Return every one of the rows below without changing a character, but leave out the pictures.
========================================================================
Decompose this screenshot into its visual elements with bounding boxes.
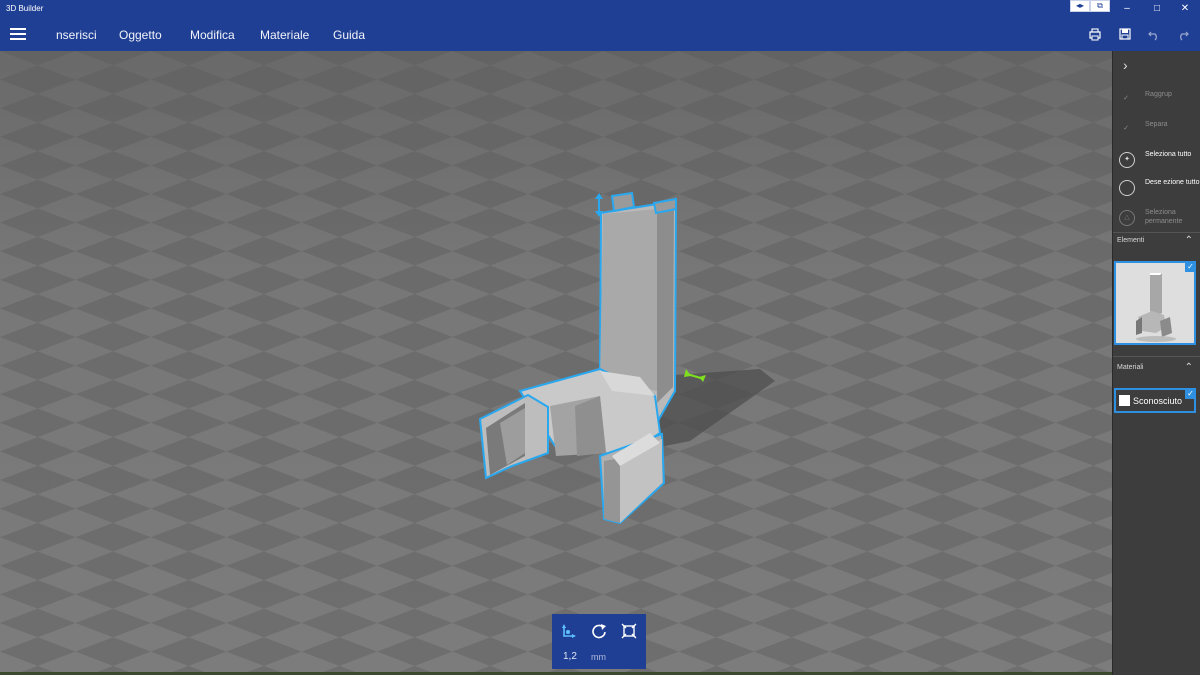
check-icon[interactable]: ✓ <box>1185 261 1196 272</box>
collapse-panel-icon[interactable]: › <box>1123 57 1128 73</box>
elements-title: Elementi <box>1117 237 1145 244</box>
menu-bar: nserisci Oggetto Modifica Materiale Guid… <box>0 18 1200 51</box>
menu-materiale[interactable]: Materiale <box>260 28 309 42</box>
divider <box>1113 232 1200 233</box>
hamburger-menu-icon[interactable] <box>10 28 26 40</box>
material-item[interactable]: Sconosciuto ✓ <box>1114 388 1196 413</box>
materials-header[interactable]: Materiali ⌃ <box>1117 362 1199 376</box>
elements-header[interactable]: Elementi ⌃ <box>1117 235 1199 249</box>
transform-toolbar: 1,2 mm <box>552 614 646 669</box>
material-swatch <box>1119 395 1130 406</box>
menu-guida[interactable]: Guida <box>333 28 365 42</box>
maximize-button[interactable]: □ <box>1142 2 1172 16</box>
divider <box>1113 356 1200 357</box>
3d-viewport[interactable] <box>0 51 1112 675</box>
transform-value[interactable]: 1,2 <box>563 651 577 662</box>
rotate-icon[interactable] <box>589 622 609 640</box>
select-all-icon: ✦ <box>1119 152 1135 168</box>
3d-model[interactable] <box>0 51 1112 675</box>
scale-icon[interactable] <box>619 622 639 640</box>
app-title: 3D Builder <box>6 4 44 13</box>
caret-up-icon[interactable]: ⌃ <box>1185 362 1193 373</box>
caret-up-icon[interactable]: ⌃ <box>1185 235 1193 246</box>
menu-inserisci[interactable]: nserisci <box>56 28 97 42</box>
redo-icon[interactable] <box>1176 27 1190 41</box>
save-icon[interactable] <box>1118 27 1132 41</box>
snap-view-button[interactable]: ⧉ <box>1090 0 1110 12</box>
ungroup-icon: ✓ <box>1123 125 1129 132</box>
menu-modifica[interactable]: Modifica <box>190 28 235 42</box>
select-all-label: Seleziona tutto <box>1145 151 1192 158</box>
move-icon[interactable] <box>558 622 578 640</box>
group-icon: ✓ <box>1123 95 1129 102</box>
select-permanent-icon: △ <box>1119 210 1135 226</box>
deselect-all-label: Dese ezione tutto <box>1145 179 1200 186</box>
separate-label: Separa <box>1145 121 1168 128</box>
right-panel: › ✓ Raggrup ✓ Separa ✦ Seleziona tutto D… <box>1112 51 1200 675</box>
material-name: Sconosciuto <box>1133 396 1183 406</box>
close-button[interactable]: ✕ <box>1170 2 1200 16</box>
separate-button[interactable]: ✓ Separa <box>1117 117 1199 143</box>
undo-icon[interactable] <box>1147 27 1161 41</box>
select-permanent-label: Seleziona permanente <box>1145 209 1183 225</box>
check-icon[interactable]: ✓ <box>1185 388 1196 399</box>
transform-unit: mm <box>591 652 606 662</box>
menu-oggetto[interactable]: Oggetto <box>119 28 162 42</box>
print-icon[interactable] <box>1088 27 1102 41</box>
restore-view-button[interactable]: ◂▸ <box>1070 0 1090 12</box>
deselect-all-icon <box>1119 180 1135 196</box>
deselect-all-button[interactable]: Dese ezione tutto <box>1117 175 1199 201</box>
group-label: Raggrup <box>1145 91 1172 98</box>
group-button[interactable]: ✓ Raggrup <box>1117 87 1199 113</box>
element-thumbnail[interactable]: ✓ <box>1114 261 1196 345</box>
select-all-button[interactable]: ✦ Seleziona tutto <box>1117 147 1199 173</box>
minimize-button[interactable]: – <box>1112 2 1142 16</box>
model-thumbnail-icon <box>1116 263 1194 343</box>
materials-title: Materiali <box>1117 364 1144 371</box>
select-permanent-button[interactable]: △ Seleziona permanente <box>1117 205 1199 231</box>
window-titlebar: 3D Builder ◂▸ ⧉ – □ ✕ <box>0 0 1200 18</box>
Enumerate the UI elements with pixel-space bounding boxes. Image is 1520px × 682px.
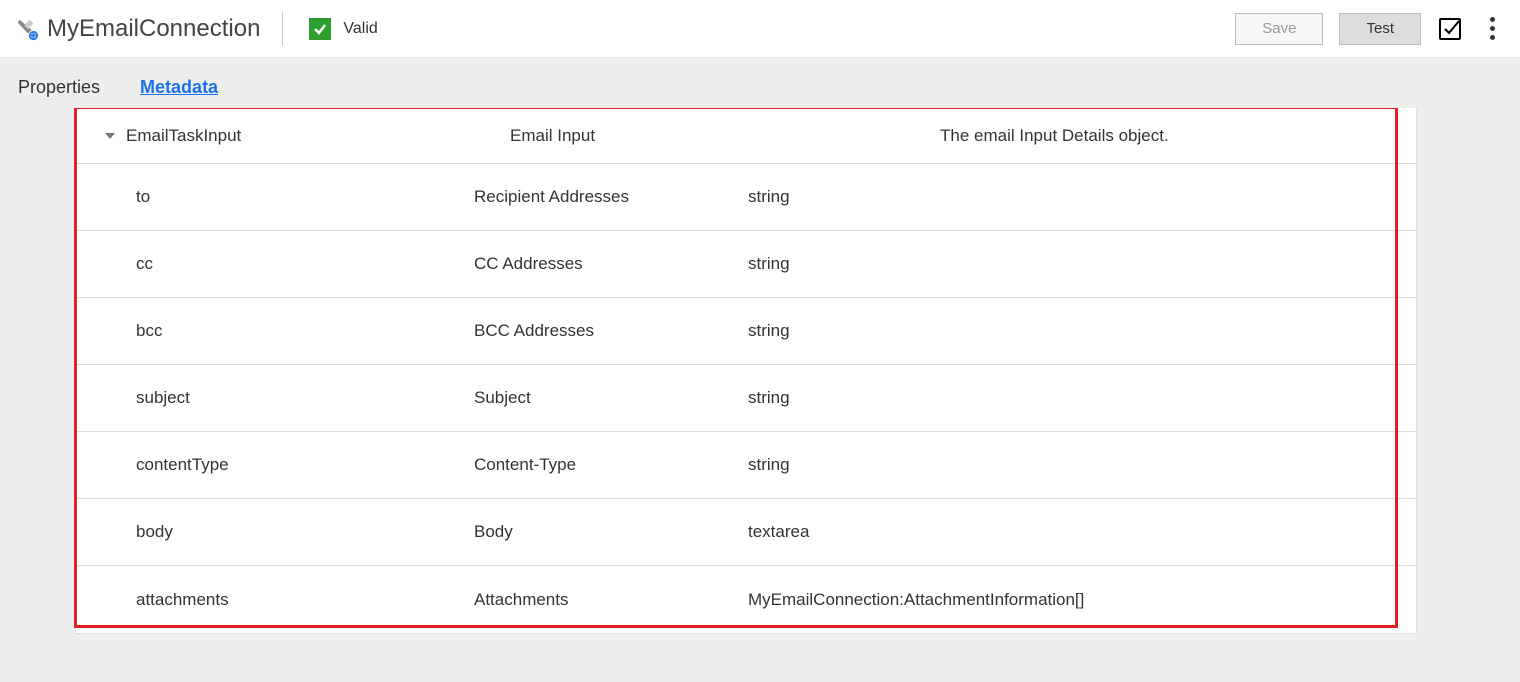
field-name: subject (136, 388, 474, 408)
========================================================================
*TASK RESPONSE*.
Decompose this screenshot into its visual elements with bounding boxes.
check-icon[interactable]: ✓ <box>1185 261 1196 272</box>
collapse-panel-icon[interactable]: › <box>1123 57 1128 73</box>
elements-title: Elementi <box>1117 237 1145 244</box>
menu-bar: nserisci Oggetto Modifica Materiale Guid… <box>0 18 1200 51</box>
menu-materiale[interactable]: Materiale <box>260 28 309 42</box>
divider <box>1113 232 1200 233</box>
hamburger-menu-icon[interactable] <box>10 28 26 40</box>
material-item[interactable]: Sconosciuto ✓ <box>1114 388 1196 413</box>
materials-header[interactable]: Materiali ⌃ <box>1117 362 1199 376</box>
elements-header[interactable]: Elementi ⌃ <box>1117 235 1199 249</box>
transform-toolbar: 1,2 mm <box>552 614 646 669</box>
material-swatch <box>1119 395 1130 406</box>
menu-guida[interactable]: Guida <box>333 28 365 42</box>
maximize-button[interactable]: □ <box>1142 2 1172 16</box>
divider <box>1113 356 1200 357</box>
3d-viewport[interactable] <box>0 51 1112 675</box>
transform-value[interactable]: 1,2 <box>563 651 577 662</box>
rotate-icon[interactable] <box>589 622 609 640</box>
select-all-icon: ✦ <box>1119 152 1135 168</box>
3d-model[interactable] <box>0 51 1112 675</box>
scale-icon[interactable] <box>619 622 639 640</box>
app-title: 3D Builder <box>6 4 44 13</box>
caret-up-icon[interactable]: ⌃ <box>1185 362 1193 373</box>
caret-up-icon[interactable]: ⌃ <box>1185 235 1193 246</box>
menu-inserisci[interactable]: nserisci <box>56 28 97 42</box>
redo-icon[interactable] <box>1176 27 1190 41</box>
save-icon[interactable] <box>1118 27 1132 41</box>
snap-view-button[interactable]: ⧉ <box>1090 0 1110 12</box>
ungroup-icon: ✓ <box>1123 125 1129 132</box>
menu-modifica[interactable]: Modifica <box>190 28 235 42</box>
select-all-label: Seleziona tutto <box>1145 151 1192 158</box>
move-icon[interactable] <box>558 622 578 640</box>
group-icon: ✓ <box>1123 95 1129 102</box>
select-permanent-icon: △ <box>1119 210 1135 226</box>
deselect-all-label: Dese ezione tutto <box>1145 179 1200 186</box>
separate-label: Separa <box>1145 121 1168 128</box>
right-panel: › ✓ Raggrup ✓ Separa ✦ Seleziona tutto D… <box>1112 51 1200 675</box>
material-name: Sconosciuto <box>1133 396 1183 406</box>
close-button[interactable]: ✕ <box>1170 2 1200 16</box>
separate-button[interactable]: ✓ Separa <box>1117 117 1199 143</box>
undo-icon[interactable] <box>1147 27 1161 41</box>
select-permanent-label: Seleziona permanente <box>1145 209 1183 225</box>
check-icon[interactable]: ✓ <box>1185 388 1196 399</box>
transform-unit: mm <box>591 652 606 662</box>
menu-oggetto[interactable]: Oggetto <box>119 28 162 42</box>
print-icon[interactable] <box>1088 27 1102 41</box>
restore-view-button[interactable]: ◂▸ <box>1070 0 1090 12</box>
deselect-all-icon <box>1119 180 1135 196</box>
deselect-all-button[interactable]: Dese ezione tutto <box>1117 175 1199 201</box>
group-label: Raggrup <box>1145 91 1172 98</box>
group-button[interactable]: ✓ Raggrup <box>1117 87 1199 113</box>
element-thumbnail[interactable]: ✓ <box>1114 261 1196 345</box>
select-all-button[interactable]: ✦ Seleziona tutto <box>1117 147 1199 173</box>
minimize-button[interactable]: – <box>1112 2 1142 16</box>
model-thumbnail-icon <box>1116 263 1194 343</box>
materials-title: Materiali <box>1117 364 1144 371</box>
select-permanent-button[interactable]: △ Seleziona permanente <box>1117 205 1199 231</box>
window-titlebar: 3D Builder ◂▸ ⧉ – □ ✕ <box>0 0 1200 18</box>
Enumerate the UI elements with pixel-space bounding boxes. Image is 1520px × 682px.
field-name: subject (136, 388, 474, 408)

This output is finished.